= REQUIREMENTS =
Transcribe the listing exactly, leaving out every picture.

= EXTRACTED MATERIAL =
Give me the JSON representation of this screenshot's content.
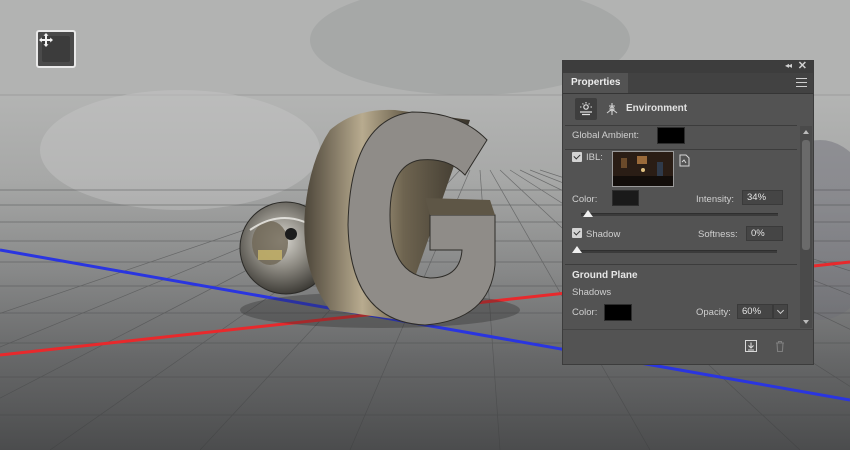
{
  "canvas": {
    "move_tool_icon": "move-icon",
    "axis_colors": {
      "red": "#e8292c",
      "blue": "#2a35e0"
    }
  },
  "panel": {
    "tab_label": "Properties",
    "collapse_glyph": "◂◂",
    "close_glyph": "✕",
    "section_title": "Environment",
    "global_ambient_label": "Global Ambient:",
    "global_ambient_color": "#000000",
    "ibl": {
      "checked": true,
      "label": "IBL:"
    },
    "color_label": "Color:",
    "light_color": "#1a1a1a",
    "intensity_label": "Intensity:",
    "intensity_value": "34%",
    "intensity_slider_fraction": 0.04,
    "shadow": {
      "checked": true,
      "label": "Shadow"
    },
    "softness_label": "Softness:",
    "softness_value": "0%",
    "softness_slider_fraction": 0.0,
    "ground_plane_title": "Ground Plane",
    "shadows_label": "Shadows",
    "ground_color_label": "Color:",
    "ground_color": "#000000",
    "opacity_label": "Opacity:",
    "opacity_value": "60%"
  }
}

= ANSWER FOR THIS EXERCISE =
Give me the JSON representation of this screenshot's content.
{
  "canvas": {
    "move_tool_icon": "move-icon",
    "axis_colors": {
      "red": "#e8292c",
      "blue": "#2a35e0"
    }
  },
  "panel": {
    "tab_label": "Properties",
    "collapse_glyph": "◂◂",
    "close_glyph": "✕",
    "section_title": "Environment",
    "global_ambient_label": "Global Ambient:",
    "global_ambient_color": "#000000",
    "ibl": {
      "checked": true,
      "label": "IBL:"
    },
    "color_label": "Color:",
    "light_color": "#1a1a1a",
    "intensity_label": "Intensity:",
    "intensity_value": "34%",
    "intensity_slider_fraction": 0.04,
    "shadow": {
      "checked": true,
      "label": "Shadow"
    },
    "softness_label": "Softness:",
    "softness_value": "0%",
    "softness_slider_fraction": 0.0,
    "ground_plane_title": "Ground Plane",
    "shadows_label": "Shadows",
    "ground_color_label": "Color:",
    "ground_color": "#000000",
    "opacity_label": "Opacity:",
    "opacity_value": "60%"
  }
}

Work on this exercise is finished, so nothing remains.